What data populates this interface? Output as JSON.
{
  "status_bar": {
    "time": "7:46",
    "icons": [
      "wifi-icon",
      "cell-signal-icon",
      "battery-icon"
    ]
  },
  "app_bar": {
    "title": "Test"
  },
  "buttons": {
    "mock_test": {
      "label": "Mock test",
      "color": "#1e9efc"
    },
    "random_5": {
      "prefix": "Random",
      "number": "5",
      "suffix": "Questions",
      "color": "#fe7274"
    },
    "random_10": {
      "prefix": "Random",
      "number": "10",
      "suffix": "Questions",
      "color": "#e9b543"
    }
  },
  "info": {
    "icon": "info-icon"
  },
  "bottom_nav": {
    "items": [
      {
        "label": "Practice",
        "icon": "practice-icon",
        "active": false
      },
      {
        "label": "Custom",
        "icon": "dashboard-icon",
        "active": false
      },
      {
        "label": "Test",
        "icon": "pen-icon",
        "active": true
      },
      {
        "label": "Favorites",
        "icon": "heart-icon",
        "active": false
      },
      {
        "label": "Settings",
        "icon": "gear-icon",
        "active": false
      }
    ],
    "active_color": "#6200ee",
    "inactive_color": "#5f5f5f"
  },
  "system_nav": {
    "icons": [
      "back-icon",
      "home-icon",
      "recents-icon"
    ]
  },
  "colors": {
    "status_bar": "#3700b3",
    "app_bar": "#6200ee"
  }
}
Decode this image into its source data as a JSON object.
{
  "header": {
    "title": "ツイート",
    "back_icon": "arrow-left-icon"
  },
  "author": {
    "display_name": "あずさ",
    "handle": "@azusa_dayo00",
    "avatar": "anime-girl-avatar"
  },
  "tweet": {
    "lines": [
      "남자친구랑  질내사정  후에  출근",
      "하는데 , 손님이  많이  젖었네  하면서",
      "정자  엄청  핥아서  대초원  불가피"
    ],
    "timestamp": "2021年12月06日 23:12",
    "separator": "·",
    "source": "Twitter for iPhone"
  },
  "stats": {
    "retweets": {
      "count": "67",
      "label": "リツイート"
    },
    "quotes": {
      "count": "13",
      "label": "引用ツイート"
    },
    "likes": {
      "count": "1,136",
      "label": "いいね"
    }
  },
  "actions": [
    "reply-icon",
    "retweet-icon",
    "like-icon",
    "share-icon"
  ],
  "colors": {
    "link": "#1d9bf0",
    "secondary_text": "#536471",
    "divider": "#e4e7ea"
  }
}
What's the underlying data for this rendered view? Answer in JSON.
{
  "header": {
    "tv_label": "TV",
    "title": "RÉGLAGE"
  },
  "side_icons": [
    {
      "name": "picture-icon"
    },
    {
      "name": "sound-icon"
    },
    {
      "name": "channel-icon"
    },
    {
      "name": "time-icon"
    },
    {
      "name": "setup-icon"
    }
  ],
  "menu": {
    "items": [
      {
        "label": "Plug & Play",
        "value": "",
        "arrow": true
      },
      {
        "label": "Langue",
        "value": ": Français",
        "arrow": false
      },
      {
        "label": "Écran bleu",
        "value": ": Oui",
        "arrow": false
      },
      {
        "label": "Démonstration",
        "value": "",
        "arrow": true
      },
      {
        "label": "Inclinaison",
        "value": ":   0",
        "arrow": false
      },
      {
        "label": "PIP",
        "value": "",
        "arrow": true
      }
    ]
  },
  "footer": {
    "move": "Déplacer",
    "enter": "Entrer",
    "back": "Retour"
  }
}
+ + + +
Goal of the exercise: Work out how many lines above have the string "JSON" in them, and give only the number.

Answer to the exercise: 3